▶ [Exercise goal]: Output every record word for word.

▶ [Working data]:
====

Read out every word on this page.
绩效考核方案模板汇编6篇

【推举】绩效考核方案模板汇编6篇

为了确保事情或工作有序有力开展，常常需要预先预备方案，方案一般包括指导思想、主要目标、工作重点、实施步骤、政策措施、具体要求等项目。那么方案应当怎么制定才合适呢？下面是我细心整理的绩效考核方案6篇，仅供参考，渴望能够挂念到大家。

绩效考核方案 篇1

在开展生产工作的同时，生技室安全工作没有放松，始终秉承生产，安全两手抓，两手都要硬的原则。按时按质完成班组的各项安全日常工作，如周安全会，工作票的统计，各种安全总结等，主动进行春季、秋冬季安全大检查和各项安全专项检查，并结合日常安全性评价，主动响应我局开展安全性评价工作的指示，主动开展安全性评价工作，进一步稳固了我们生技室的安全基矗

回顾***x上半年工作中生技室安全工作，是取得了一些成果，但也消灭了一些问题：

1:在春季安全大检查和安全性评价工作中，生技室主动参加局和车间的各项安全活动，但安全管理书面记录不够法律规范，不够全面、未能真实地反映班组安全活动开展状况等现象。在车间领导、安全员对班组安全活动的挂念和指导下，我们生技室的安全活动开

====

▶ [Full answer]:
Read out every word on this page.
绩效考核方案模板汇编6篇

【推举】绩效考核方案模板汇编6篇

为了确保事情或工作有序有力开展，常常需要预先预备方案，方案一般包括指导思想、主要目标、工作重点、实施步骤、政策措施、具体要求等项目。那么方案应当怎么制定才合适呢？下面是我细心整理的绩效考核方案6篇，仅供参考，渴望能够挂念到大家。

绩效考核方案 篇1

在开展生产工作的同时，生技室安全工作没有放松，始终秉承生产，安全两手抓，两手都要硬的原则。按时按质完成班组的各项安全日常工作，如周安全会，工作票的统计，各种安全总结等，主动进行春季、秋冬季安全大检查和各项安全专项检查，并结合日常安全性评价，主动响应我局开展安全性评价工作的指示，主动开展安全性评价工作，进一步稳固了我们生技室的安全基矗

回顾***x上半年工作中生技室安全工作，是取得了一些成果，但也消灭了一些问题：

1:在春季安全大检查和安全性评价工作中，生技室主动参加局和车间的各项安全活动，但安全管理书面记录不够法律规范，不够全面、未能真实地反映班组安全活动开展状况等现象。在车间领导、安全员对班组安全活动的挂念和指导下，我们生技室的安全活动开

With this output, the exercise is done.